Given data:
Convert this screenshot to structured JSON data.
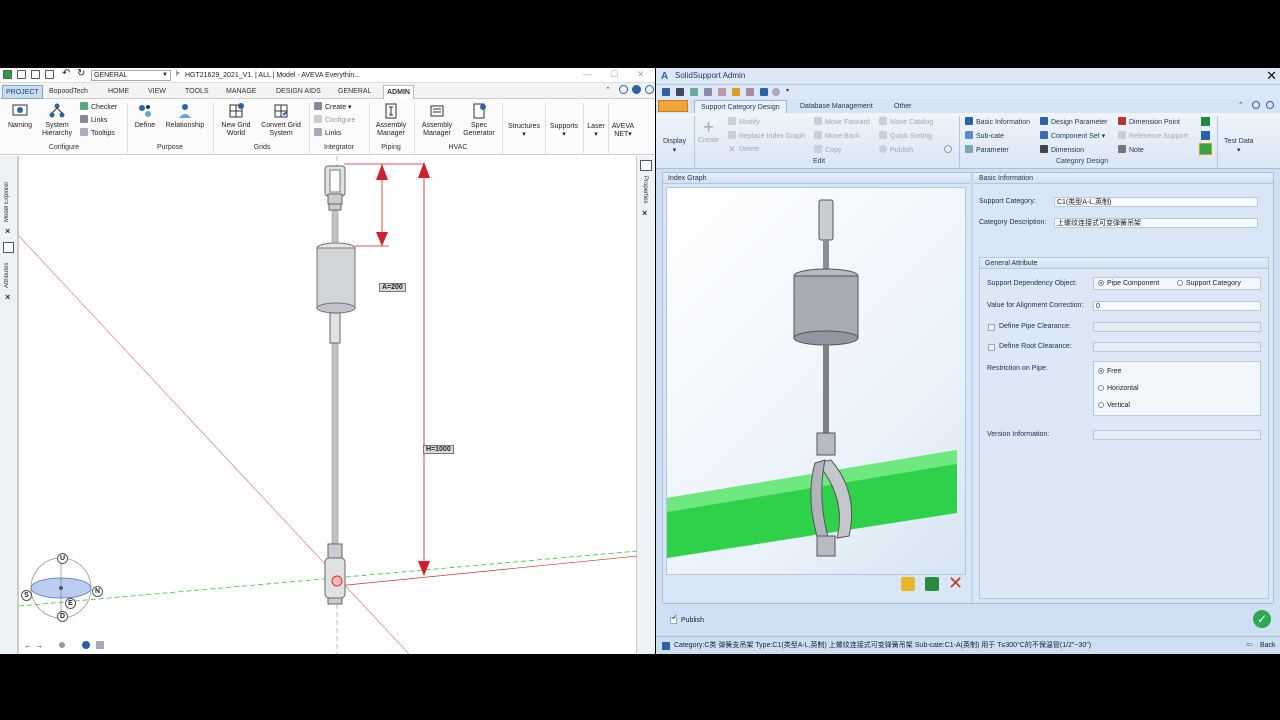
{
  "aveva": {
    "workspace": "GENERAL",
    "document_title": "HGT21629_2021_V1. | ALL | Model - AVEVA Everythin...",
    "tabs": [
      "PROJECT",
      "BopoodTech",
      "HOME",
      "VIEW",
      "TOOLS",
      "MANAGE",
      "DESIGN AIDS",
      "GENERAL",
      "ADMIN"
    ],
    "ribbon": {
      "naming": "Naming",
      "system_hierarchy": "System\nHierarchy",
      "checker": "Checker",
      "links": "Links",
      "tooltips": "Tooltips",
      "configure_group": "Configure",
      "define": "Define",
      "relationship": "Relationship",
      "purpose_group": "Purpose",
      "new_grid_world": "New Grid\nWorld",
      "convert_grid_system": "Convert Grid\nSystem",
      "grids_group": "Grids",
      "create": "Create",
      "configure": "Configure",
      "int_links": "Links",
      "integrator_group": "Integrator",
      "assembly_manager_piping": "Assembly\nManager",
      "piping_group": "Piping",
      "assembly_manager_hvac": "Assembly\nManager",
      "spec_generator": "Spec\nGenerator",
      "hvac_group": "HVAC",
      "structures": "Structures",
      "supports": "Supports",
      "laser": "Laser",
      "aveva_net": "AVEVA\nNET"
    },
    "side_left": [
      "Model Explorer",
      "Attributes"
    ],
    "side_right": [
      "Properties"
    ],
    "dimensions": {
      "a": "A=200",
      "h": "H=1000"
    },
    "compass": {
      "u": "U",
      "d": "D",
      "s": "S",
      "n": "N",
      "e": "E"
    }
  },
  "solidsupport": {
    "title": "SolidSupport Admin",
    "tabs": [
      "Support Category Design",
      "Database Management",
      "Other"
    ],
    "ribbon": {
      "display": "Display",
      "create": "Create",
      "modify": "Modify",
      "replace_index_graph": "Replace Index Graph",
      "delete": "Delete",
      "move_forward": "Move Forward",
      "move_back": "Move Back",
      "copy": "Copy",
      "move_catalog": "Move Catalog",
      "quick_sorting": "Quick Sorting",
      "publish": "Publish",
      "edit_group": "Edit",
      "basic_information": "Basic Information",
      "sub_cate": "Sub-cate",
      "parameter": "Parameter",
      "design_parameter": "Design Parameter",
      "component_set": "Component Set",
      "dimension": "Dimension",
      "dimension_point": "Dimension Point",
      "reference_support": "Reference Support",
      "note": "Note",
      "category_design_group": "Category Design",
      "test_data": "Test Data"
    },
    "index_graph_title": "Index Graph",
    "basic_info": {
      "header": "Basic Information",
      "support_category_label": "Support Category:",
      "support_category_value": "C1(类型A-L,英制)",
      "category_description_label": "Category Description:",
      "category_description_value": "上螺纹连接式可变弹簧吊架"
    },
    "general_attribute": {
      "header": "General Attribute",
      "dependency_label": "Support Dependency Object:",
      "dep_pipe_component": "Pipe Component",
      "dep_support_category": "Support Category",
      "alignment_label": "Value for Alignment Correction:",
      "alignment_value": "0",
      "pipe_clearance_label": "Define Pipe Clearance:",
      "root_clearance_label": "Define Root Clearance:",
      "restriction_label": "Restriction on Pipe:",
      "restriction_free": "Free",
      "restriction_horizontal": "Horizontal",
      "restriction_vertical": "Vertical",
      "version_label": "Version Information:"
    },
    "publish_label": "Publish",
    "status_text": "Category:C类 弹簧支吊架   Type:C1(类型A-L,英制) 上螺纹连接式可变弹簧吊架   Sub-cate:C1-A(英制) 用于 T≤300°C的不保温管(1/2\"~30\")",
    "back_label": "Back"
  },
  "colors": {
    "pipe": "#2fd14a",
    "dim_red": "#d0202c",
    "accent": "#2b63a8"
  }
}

--

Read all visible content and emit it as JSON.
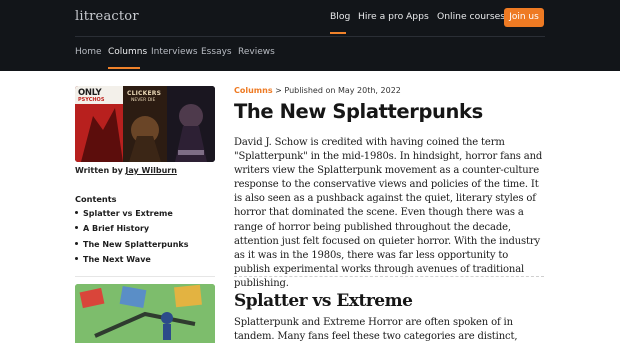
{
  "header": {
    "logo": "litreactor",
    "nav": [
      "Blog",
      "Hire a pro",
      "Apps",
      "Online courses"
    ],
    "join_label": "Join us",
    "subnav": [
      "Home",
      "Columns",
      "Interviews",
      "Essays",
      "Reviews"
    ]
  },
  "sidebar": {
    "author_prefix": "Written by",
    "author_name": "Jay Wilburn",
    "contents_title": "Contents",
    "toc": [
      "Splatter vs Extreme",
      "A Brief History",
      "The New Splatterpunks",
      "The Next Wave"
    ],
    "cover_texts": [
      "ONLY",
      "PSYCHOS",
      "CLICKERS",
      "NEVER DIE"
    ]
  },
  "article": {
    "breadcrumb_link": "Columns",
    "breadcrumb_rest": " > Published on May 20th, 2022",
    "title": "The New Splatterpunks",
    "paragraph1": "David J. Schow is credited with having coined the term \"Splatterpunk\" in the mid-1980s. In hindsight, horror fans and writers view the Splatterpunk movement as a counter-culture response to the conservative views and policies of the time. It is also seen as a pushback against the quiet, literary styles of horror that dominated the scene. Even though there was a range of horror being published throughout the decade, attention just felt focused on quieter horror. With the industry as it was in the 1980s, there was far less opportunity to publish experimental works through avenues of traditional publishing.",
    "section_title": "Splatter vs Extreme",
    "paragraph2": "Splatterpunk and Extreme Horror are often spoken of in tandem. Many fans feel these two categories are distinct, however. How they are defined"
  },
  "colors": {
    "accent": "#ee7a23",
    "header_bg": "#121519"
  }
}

Job: Count how many lines in the data contain the word "Convert", giving the number without comment.

Solution for this task: 2